→ What you have to do
Print out each entry below exactly, please.

→ Input for this task

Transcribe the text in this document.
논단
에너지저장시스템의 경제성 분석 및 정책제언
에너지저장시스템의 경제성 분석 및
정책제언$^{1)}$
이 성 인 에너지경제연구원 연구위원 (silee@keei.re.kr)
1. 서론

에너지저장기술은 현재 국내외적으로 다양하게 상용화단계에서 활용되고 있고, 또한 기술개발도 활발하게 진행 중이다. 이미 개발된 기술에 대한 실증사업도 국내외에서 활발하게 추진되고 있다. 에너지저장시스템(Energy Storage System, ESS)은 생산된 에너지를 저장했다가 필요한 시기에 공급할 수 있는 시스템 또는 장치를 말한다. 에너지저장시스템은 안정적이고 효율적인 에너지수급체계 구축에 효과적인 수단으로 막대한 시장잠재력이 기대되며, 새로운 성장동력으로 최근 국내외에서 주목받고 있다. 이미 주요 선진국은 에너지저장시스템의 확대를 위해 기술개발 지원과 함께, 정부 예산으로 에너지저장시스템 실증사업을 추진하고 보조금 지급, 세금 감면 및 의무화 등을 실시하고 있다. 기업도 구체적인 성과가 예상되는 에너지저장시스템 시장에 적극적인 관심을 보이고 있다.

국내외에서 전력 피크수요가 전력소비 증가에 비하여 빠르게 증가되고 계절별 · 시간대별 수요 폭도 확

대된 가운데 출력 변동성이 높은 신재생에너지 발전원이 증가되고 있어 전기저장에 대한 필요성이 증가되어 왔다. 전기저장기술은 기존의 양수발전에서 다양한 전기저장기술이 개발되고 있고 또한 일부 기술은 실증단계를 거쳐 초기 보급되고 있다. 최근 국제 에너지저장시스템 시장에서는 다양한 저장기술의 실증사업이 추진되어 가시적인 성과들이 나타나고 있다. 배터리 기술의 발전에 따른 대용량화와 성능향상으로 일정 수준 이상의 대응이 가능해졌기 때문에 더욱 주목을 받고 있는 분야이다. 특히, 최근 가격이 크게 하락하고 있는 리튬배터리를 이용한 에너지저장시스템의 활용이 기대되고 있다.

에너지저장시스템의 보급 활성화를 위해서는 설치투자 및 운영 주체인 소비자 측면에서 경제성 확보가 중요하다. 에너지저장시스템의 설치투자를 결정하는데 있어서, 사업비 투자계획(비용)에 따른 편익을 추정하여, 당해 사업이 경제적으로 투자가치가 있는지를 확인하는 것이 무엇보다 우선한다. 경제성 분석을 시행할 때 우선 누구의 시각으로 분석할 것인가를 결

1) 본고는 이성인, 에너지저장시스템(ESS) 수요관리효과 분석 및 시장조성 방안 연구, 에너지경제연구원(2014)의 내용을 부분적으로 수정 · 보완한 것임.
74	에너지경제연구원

→ Output of the exercise
Transcribe the text in this document.
논단
에너지저장시스템의 경제성 분석 및 정책제언
에너지저장시스템의 경제성 분석 및
정책제언$^{1)}$
이 성 인 에너지경제연구원 연구위원 (silee@keei.re.kr)
1. 서론

에너지저장기술은 현재 국내외적으로 다양하게 상용화단계에서 활용되고 있고, 또한 기술개발도 활발하게 진행 중이다. 이미 개발된 기술에 대한 실증사업도 국내외에서 활발하게 추진되고 있다. 에너지저장시스템(Energy Storage System, ESS)은 생산된 에너지를 저장했다가 필요한 시기에 공급할 수 있는 시스템 또는 장치를 말한다. 에너지저장시스템은 안정적이고 효율적인 에너지수급체계 구축에 효과적인 수단으로 막대한 시장잠재력이 기대되며, 새로운 성장동력으로 최근 국내외에서 주목받고 있다. 이미 주요 선진국은 에너지저장시스템의 확대를 위해 기술개발 지원과 함께, 정부 예산으로 에너지저장시스템 실증사업을 추진하고 보조금 지급, 세금 감면 및 의무화 등을 실시하고 있다. 기업도 구체적인 성과가 예상되는 에너지저장시스템 시장에 적극적인 관심을 보이고 있다.

국내외에서 전력 피크수요가 전력소비 증가에 비하여 빠르게 증가되고 계절별 · 시간대별 수요 폭도 확

대된 가운데 출력 변동성이 높은 신재생에너지 발전원이 증가되고 있어 전기저장에 대한 필요성이 증가되어 왔다. 전기저장기술은 기존의 양수발전에서 다양한 전기저장기술이 개발되고 있고 또한 일부 기술은 실증단계를 거쳐 초기 보급되고 있다. 최근 국제 에너지저장시스템 시장에서는 다양한 저장기술의 실증사업이 추진되어 가시적인 성과들이 나타나고 있다. 배터리 기술의 발전에 따른 대용량화와 성능향상으로 일정 수준 이상의 대응이 가능해졌기 때문에 더욱 주목을 받고 있는 분야이다. 특히, 최근 가격이 크게 하락하고 있는 리튬배터리를 이용한 에너지저장시스템의 활용이 기대되고 있다.

에너지저장시스템의 보급 활성화를 위해서는 설치투자 및 운영 주체인 소비자 측면에서 경제성 확보가 중요하다. 에너지저장시스템의 설치투자를 결정하는데 있어서, 사업비 투자계획(비용)에 따른 편익을 추정하여, 당해 사업이 경제적으로 투자가치가 있는지를 확인하는 것이 무엇보다 우선한다. 경제성 분석을 시행할 때 우선 누구의 시각으로 분석할 것인가를 결

1) 본고는 이성인, 에너지저장시스템(ESS) 수요관리효과 분석 및 시장조성 방안 연구, 에너지경제연구원(2014)의 내용을 부분적으로 수정 · 보완한 것임.
74	에너지경제연구원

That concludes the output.